→ **PROBLEM DETAILS**
Count the lines below that contain the word "hints". Give only the number.

========================================================================

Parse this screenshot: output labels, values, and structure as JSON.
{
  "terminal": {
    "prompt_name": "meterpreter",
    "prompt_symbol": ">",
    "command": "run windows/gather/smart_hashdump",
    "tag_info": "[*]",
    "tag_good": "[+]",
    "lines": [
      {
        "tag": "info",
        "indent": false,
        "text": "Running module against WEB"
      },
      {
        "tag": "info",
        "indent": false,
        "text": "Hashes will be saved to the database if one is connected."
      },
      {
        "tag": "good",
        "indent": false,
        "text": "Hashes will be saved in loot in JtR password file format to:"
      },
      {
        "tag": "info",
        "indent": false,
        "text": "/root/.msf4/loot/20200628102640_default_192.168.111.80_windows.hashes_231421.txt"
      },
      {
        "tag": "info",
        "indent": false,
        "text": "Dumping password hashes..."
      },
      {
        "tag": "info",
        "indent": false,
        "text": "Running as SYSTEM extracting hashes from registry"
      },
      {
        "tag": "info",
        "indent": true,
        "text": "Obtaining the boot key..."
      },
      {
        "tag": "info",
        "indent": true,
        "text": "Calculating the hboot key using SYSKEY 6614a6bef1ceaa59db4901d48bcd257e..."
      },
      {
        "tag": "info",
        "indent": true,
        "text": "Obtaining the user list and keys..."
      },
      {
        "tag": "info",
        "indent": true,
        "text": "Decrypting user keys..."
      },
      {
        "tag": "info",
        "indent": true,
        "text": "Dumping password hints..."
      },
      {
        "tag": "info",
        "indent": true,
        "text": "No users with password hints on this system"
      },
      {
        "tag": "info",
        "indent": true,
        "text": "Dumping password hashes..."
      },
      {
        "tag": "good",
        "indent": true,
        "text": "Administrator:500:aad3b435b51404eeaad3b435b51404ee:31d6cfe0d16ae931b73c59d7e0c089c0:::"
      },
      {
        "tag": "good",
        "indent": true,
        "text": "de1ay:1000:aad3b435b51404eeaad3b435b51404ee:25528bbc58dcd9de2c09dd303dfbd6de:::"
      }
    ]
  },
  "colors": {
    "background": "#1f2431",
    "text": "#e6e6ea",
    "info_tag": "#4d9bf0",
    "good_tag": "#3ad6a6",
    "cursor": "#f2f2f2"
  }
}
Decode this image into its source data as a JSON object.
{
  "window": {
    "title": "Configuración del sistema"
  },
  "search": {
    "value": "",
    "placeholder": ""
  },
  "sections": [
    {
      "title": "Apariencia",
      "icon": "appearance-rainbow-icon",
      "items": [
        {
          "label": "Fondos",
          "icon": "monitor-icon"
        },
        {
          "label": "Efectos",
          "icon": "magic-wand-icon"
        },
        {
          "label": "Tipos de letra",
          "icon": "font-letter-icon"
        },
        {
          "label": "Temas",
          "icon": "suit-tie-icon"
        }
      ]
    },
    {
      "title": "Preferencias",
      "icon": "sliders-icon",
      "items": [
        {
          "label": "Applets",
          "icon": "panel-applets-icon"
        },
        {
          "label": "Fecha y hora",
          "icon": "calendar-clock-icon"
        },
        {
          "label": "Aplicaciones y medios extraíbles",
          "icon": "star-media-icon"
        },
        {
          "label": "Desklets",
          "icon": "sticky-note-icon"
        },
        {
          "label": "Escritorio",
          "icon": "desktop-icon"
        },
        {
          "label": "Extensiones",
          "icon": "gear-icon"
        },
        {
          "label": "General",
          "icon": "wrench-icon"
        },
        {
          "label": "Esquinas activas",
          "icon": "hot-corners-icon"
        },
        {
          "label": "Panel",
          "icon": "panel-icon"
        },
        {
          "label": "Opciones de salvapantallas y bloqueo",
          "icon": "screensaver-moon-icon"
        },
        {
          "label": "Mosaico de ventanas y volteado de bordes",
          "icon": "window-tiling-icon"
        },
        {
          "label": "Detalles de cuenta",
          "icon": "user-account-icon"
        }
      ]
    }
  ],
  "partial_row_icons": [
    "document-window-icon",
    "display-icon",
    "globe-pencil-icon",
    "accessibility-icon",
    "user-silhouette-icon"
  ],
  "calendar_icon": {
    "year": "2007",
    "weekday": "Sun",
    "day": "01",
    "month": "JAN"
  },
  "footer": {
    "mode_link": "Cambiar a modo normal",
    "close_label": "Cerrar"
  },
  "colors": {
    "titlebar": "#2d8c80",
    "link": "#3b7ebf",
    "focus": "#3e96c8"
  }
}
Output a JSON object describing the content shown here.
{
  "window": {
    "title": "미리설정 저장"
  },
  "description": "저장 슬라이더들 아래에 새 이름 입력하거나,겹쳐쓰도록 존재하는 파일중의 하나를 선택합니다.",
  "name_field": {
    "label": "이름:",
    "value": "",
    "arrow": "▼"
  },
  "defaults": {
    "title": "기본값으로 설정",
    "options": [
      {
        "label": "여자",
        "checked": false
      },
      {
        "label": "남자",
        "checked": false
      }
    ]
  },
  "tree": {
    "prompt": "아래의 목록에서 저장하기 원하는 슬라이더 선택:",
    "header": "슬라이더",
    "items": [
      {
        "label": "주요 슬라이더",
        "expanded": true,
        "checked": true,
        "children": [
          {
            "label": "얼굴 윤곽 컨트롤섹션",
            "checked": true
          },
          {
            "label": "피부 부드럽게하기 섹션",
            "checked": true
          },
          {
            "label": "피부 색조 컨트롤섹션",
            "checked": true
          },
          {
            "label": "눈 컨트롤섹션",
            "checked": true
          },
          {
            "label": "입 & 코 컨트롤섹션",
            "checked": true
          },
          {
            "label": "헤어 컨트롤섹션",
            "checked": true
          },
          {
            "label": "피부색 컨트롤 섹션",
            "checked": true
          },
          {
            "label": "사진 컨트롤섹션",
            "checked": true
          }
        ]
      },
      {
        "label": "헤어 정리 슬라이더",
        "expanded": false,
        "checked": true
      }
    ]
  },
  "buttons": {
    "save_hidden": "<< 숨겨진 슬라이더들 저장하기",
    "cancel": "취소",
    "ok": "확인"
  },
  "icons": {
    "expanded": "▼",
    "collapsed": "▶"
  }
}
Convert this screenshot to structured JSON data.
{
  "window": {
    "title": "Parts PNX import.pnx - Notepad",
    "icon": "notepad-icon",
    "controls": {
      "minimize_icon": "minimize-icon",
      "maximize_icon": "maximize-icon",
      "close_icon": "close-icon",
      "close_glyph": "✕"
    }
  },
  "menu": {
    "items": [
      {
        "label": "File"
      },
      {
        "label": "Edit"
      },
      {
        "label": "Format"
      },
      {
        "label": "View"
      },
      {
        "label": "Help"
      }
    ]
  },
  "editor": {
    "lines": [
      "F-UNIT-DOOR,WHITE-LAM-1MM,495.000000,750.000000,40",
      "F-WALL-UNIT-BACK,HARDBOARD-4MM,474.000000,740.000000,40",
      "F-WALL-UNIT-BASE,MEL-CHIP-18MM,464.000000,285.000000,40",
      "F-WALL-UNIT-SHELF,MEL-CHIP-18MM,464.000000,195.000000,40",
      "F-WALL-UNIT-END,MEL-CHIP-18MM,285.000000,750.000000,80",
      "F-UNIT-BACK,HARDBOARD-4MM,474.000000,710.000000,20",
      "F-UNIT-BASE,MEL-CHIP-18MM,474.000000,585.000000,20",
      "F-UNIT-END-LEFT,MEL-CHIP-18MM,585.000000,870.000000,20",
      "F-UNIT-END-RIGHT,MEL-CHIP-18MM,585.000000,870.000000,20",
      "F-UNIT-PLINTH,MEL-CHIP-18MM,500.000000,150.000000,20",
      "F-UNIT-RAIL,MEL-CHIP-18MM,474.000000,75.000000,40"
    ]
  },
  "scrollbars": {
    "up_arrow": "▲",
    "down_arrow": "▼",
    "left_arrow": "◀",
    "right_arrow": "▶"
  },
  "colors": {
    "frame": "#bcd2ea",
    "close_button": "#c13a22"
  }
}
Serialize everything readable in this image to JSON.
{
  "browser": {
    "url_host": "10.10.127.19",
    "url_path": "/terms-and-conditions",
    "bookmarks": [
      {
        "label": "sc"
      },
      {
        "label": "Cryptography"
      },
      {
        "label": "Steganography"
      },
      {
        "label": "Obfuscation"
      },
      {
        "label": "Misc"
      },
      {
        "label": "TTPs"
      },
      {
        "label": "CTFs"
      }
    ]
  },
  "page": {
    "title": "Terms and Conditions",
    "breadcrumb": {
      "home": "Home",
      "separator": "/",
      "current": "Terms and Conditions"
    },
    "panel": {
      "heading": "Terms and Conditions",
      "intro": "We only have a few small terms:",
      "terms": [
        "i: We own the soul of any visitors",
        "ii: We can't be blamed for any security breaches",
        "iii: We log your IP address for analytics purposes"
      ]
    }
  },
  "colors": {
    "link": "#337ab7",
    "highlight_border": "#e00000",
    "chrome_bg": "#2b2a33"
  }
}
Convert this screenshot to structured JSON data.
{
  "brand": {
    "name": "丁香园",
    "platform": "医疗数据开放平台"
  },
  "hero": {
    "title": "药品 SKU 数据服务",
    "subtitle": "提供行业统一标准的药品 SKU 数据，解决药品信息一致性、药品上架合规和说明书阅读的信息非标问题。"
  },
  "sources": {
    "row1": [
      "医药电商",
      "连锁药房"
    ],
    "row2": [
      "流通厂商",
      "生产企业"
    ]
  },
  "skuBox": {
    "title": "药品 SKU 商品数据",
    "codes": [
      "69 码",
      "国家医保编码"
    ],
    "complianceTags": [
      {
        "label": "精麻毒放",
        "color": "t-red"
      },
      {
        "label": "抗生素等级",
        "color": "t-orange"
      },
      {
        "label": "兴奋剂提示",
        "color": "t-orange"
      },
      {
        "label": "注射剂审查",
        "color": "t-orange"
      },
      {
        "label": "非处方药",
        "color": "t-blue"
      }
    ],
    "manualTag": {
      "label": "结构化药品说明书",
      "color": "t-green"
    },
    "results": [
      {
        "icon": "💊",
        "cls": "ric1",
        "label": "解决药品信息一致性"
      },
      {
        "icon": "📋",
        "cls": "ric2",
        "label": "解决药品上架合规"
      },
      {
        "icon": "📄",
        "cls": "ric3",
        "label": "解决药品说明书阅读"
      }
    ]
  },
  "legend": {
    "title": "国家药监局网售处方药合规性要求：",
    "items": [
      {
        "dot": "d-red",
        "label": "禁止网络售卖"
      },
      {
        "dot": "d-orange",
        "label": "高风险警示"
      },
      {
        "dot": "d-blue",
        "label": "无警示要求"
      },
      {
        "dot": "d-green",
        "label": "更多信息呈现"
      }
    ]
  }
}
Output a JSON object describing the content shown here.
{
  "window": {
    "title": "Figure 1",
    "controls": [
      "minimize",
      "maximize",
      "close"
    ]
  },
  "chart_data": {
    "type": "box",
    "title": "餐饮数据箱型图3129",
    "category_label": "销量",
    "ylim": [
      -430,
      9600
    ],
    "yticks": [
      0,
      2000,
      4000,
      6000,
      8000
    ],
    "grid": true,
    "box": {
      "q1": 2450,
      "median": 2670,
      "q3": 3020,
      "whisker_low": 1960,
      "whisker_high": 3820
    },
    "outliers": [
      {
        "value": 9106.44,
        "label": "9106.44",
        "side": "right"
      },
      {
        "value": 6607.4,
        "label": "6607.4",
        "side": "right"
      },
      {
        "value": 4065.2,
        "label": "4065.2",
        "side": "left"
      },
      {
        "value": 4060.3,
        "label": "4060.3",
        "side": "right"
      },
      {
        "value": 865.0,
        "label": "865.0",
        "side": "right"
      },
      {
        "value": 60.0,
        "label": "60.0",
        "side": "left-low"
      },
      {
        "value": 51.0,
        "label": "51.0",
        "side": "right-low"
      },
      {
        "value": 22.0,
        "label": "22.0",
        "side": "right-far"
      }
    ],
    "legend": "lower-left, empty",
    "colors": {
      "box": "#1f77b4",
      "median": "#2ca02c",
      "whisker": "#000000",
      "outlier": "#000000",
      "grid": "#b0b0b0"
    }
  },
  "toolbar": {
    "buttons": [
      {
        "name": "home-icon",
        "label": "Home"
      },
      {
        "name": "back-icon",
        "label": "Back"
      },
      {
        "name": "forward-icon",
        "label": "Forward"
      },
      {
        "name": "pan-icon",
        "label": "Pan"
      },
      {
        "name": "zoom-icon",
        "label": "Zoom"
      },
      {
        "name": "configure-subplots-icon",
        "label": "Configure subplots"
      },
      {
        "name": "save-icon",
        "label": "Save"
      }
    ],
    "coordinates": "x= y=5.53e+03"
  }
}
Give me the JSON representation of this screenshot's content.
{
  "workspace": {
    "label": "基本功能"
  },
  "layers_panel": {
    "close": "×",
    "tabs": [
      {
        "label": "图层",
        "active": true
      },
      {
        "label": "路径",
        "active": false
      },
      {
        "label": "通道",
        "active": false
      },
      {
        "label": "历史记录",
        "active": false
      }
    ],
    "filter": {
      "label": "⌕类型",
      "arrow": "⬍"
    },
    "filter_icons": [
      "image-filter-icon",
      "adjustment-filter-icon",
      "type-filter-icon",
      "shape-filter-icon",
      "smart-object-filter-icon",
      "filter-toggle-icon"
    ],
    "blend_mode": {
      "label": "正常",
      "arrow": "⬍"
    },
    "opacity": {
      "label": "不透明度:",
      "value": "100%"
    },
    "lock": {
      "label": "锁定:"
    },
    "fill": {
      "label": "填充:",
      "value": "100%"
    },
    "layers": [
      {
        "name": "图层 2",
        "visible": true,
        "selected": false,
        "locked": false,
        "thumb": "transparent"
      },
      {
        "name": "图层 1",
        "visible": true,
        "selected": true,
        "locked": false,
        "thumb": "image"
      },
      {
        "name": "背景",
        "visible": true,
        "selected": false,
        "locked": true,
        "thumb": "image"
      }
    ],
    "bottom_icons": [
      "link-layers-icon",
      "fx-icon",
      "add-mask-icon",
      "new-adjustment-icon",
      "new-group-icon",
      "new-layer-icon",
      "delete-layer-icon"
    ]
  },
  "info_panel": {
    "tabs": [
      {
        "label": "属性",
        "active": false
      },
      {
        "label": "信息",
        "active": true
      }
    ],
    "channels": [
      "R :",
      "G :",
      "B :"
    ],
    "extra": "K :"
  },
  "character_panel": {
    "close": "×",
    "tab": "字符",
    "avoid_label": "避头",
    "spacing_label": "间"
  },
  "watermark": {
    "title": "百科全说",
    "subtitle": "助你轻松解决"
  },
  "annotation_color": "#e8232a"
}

========================================================================

→ **OUTPUT BELOW**
2